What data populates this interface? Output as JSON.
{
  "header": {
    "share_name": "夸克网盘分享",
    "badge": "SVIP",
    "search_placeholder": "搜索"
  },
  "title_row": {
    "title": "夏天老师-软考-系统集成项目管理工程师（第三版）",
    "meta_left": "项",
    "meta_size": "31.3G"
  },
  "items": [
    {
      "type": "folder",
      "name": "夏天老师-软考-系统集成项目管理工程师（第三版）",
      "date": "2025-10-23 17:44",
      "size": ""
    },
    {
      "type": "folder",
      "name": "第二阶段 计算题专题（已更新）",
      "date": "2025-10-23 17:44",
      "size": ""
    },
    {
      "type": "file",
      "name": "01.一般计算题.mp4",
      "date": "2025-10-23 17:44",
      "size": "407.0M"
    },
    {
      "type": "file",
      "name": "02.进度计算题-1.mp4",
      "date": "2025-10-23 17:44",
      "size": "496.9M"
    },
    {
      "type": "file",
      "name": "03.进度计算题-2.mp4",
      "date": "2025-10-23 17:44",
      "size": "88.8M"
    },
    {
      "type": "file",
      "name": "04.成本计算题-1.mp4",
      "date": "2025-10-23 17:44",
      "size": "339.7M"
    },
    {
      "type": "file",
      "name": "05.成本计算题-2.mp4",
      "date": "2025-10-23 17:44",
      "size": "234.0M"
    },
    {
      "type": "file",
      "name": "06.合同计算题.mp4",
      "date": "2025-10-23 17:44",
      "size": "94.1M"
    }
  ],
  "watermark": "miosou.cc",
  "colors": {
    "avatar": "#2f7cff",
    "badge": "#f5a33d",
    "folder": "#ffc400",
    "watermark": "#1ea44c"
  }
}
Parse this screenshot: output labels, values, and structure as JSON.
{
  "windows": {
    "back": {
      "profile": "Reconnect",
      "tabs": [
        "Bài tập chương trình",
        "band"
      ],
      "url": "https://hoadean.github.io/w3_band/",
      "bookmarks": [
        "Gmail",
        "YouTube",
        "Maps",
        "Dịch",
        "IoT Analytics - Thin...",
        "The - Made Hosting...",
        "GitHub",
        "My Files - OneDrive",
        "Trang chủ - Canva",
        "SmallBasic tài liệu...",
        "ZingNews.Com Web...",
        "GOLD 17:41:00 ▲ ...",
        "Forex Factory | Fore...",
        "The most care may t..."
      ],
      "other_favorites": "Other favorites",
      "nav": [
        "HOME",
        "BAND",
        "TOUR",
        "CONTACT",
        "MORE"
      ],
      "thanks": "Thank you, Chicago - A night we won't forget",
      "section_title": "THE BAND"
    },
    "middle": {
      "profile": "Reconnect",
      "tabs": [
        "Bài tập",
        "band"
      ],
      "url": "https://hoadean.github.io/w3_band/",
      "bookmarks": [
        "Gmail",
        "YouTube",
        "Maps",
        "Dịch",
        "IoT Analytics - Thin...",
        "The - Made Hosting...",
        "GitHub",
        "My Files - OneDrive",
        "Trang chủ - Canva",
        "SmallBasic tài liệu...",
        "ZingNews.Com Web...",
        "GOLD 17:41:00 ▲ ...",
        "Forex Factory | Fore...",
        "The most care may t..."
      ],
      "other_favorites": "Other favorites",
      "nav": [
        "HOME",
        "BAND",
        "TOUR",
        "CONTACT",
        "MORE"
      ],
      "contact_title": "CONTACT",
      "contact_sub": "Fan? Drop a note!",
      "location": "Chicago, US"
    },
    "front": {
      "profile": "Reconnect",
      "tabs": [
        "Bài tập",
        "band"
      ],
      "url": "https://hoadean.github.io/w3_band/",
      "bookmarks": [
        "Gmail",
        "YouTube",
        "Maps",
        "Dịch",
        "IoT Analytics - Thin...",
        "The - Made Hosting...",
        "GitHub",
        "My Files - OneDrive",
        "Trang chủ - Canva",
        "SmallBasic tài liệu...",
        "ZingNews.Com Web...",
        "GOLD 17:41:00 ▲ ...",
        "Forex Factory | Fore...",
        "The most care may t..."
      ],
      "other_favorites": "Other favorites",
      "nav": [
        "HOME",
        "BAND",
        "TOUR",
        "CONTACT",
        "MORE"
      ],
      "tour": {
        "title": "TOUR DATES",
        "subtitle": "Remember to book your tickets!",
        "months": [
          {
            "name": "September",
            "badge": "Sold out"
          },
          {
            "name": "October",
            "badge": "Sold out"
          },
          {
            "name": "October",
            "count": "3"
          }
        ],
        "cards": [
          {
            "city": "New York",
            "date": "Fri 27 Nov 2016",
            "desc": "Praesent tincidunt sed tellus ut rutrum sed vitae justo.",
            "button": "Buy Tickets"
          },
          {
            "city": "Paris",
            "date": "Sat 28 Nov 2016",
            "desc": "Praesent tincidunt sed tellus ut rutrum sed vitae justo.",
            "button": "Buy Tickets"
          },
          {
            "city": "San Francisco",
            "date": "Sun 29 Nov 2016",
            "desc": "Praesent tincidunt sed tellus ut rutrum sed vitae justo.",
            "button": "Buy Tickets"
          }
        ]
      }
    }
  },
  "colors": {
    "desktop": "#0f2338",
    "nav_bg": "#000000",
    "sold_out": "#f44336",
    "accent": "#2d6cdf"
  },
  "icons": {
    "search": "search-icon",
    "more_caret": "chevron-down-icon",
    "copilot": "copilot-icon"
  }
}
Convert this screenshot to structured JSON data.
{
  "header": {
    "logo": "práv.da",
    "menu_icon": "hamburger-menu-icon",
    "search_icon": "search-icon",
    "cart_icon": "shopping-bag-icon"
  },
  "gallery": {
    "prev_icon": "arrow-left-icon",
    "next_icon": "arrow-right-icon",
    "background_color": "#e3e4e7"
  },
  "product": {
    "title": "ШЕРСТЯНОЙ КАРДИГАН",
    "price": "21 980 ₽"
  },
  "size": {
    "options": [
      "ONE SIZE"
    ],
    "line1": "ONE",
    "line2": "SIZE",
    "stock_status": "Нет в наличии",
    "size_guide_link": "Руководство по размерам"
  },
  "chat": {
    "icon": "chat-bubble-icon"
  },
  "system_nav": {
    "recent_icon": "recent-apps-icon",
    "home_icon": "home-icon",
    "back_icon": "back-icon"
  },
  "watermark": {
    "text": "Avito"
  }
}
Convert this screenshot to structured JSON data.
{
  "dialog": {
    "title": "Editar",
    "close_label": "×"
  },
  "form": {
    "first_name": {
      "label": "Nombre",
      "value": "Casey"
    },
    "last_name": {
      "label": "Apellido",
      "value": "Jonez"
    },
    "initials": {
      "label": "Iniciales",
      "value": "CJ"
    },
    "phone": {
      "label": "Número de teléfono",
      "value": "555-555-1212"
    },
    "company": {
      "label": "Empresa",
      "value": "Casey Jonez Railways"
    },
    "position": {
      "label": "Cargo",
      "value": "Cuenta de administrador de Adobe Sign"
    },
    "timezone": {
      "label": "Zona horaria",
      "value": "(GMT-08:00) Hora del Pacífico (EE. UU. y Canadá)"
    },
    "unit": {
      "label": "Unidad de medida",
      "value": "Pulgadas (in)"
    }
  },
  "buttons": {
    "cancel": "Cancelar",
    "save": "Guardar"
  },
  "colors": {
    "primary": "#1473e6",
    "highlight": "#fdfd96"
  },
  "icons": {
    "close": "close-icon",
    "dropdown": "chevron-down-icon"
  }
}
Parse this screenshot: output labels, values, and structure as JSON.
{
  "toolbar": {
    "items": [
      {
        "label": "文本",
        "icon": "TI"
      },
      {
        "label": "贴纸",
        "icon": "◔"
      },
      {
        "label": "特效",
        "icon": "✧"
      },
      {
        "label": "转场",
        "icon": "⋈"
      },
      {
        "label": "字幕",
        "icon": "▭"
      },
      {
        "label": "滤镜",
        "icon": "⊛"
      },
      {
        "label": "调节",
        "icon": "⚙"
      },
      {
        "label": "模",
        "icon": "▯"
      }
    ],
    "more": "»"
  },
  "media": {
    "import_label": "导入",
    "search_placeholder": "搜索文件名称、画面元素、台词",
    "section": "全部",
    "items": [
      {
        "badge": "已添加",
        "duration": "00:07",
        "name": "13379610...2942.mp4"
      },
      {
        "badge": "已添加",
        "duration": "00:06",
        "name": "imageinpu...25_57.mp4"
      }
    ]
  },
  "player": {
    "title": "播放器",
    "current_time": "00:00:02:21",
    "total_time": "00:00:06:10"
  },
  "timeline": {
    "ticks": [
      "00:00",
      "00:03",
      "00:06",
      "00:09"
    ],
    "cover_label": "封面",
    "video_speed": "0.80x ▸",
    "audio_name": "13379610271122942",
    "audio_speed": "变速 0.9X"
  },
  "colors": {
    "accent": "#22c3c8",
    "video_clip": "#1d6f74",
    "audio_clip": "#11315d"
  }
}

What the task requires: Only lines with the word "成本计算题" are wanted, so copy each one from the records.

Exercise response:
      "name": "04.成本计算题-1.mp4",
      "name": "05.成本计算题-2.mp4",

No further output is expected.